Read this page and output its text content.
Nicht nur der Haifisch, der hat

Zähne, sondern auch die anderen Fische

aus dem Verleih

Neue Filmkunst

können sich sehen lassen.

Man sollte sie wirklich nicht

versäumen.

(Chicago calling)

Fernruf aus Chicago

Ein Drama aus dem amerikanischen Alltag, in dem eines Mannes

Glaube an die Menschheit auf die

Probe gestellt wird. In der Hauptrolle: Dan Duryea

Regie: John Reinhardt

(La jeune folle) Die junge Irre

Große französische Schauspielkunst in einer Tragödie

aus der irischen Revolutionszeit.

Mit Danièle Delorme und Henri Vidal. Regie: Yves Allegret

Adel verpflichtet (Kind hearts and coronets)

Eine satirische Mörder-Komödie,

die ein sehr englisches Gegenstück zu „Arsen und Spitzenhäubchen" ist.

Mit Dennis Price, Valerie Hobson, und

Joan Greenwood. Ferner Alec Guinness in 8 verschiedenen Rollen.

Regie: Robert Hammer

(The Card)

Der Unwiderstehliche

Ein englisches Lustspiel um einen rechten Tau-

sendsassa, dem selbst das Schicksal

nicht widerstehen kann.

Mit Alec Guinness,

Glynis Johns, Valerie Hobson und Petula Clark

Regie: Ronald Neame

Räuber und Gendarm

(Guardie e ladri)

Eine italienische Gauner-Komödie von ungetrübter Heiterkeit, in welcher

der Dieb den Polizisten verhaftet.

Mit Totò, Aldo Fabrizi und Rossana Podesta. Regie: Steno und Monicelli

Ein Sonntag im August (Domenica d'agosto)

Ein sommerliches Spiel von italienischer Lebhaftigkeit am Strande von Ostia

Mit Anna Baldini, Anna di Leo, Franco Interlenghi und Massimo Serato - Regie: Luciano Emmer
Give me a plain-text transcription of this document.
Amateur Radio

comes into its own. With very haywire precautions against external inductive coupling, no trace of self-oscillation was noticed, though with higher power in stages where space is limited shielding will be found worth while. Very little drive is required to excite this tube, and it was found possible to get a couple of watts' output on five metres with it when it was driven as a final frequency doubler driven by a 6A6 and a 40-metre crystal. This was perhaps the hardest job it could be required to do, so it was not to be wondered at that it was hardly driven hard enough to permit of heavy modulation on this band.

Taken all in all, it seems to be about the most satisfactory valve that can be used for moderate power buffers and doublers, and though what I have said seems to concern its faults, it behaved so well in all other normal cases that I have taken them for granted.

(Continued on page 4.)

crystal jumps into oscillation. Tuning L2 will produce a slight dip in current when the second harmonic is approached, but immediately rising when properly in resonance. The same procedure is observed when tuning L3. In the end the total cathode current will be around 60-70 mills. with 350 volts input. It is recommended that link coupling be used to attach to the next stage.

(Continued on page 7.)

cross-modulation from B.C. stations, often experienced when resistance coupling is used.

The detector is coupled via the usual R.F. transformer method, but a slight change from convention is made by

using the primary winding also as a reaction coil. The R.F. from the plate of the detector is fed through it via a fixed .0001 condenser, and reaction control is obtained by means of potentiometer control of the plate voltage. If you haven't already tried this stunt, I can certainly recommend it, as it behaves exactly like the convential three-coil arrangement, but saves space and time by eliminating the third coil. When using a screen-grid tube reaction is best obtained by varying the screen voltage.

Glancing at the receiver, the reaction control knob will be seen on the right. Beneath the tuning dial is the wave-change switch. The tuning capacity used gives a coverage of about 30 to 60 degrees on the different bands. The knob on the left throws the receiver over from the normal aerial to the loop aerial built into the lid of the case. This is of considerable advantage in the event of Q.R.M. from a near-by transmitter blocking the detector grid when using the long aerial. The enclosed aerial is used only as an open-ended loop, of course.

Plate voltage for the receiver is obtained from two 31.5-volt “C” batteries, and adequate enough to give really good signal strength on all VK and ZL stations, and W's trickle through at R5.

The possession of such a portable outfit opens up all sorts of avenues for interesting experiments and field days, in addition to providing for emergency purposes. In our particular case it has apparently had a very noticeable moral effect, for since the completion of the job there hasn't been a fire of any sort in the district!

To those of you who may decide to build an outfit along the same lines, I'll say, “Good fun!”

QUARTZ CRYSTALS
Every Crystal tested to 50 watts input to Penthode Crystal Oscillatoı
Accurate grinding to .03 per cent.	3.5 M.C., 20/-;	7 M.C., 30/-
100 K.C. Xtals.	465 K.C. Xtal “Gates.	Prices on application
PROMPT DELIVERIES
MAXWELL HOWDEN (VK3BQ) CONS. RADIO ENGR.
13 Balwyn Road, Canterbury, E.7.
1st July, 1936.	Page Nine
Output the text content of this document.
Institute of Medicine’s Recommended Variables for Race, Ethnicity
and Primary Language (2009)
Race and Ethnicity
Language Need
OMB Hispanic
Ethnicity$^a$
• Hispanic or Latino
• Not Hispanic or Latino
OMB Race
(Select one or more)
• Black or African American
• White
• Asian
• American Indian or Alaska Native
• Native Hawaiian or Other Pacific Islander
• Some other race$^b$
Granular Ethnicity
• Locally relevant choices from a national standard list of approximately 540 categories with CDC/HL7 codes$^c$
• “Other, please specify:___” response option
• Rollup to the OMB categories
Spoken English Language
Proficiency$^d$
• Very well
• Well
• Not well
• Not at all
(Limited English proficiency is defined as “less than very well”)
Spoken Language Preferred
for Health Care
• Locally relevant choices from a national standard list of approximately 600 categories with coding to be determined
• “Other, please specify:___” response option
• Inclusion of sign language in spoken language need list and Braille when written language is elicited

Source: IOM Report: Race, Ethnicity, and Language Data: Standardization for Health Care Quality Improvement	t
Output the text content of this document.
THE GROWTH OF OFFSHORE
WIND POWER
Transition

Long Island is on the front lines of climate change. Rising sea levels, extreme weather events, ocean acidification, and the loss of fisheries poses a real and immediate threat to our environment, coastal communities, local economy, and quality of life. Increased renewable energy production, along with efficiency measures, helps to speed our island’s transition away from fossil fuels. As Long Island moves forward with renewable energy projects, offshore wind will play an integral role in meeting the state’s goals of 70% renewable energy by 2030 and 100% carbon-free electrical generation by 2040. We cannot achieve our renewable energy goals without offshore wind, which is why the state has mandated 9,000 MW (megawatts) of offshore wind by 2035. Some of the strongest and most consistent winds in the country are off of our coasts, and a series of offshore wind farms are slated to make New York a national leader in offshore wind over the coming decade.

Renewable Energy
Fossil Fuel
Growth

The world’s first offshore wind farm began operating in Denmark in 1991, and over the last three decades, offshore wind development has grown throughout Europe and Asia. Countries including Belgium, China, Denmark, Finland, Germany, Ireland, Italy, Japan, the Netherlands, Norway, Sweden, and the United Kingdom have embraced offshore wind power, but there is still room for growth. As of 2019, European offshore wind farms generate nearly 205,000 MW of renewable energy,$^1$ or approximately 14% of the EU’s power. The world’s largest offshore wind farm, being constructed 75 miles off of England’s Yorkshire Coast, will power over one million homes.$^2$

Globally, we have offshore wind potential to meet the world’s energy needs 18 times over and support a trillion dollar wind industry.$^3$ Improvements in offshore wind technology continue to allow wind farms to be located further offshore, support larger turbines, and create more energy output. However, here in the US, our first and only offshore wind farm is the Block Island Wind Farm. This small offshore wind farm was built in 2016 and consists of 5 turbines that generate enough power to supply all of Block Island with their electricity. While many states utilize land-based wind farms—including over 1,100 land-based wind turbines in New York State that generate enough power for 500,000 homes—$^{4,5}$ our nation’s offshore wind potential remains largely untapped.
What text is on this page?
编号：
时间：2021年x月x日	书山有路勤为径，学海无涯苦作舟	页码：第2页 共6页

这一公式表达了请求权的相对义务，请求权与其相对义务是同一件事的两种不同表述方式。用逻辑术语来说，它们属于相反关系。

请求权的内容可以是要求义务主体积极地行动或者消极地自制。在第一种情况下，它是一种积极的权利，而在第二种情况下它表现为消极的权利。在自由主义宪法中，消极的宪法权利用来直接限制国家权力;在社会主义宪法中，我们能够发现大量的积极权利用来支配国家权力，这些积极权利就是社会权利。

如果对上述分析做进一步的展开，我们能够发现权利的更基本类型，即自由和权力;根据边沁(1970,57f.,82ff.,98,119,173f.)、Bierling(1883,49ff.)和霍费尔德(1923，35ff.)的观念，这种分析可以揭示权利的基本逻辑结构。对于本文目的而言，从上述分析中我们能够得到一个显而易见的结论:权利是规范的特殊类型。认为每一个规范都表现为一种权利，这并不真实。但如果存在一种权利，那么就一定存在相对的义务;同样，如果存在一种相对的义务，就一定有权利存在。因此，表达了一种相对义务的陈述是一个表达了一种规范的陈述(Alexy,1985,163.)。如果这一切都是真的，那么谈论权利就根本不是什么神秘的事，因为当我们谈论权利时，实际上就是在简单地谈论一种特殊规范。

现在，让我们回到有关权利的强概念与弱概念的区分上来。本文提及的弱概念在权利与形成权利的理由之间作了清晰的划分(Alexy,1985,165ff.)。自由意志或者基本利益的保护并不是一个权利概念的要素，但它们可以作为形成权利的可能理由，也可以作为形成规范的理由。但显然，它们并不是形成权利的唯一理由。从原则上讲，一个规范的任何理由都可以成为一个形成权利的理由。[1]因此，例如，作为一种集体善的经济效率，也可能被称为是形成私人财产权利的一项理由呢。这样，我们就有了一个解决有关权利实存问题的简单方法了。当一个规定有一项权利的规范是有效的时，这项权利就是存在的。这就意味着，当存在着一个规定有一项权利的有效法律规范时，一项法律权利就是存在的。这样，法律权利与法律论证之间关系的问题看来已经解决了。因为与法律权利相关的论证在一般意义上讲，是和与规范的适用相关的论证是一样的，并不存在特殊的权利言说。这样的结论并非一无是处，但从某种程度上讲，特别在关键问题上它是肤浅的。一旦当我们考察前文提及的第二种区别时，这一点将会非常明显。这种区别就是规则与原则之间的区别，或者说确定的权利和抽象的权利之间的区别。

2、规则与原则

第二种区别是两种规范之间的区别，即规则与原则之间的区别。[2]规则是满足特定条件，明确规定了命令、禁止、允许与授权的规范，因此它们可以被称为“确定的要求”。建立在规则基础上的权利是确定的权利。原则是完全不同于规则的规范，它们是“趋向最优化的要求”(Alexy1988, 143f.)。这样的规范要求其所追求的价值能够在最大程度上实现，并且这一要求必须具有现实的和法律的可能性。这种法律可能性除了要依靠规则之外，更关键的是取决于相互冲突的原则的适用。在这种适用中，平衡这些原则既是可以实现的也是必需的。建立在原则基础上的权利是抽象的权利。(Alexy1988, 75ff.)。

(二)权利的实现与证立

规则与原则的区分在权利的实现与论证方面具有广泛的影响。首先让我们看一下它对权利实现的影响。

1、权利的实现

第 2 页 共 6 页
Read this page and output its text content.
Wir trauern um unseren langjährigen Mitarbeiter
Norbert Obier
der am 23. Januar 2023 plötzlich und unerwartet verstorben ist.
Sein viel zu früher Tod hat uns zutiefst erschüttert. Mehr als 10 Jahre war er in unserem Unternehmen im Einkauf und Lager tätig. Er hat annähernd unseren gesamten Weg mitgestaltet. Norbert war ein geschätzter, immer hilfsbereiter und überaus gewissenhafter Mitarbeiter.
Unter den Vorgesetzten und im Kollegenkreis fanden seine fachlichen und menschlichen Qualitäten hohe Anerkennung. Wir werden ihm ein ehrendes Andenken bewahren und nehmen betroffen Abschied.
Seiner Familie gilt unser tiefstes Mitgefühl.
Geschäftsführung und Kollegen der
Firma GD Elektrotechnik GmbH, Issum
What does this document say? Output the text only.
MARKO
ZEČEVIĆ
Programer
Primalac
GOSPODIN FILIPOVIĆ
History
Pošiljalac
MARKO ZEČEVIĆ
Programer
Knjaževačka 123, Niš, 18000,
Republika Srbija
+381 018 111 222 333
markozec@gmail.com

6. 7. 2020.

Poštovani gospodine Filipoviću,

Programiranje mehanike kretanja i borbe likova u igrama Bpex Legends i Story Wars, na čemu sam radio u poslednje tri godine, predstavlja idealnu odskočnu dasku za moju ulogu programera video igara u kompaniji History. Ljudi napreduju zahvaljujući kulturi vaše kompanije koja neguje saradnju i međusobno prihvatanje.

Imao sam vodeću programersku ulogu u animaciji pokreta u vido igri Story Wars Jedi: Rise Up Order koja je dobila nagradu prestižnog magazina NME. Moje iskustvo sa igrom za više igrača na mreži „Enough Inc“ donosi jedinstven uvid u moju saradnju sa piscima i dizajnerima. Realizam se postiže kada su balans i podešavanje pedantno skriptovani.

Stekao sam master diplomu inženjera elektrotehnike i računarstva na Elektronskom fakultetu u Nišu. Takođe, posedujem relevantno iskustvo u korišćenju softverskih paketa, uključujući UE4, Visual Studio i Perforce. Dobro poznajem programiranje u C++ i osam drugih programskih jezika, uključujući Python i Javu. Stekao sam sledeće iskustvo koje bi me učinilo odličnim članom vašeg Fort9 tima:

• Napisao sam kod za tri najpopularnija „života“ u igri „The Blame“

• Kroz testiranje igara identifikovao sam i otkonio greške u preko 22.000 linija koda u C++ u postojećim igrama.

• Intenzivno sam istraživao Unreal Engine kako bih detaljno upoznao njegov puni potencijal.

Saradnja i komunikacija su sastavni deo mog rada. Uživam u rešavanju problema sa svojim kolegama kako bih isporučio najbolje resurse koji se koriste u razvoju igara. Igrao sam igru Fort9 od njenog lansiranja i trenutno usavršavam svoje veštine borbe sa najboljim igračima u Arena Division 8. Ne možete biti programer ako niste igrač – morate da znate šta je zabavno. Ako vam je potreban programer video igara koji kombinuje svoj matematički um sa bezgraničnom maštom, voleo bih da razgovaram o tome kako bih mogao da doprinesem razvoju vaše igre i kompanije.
⁂
Task prompt: In the entries above, find each line with the string "choices" and copy it.

Problem solution:
• Locally relevant choices from a national standard list of approximately 540 categories with CDC/HL7 codes$^c$
• Locally relevant choices from a national standard list of approximately 600 categories with coding to be determined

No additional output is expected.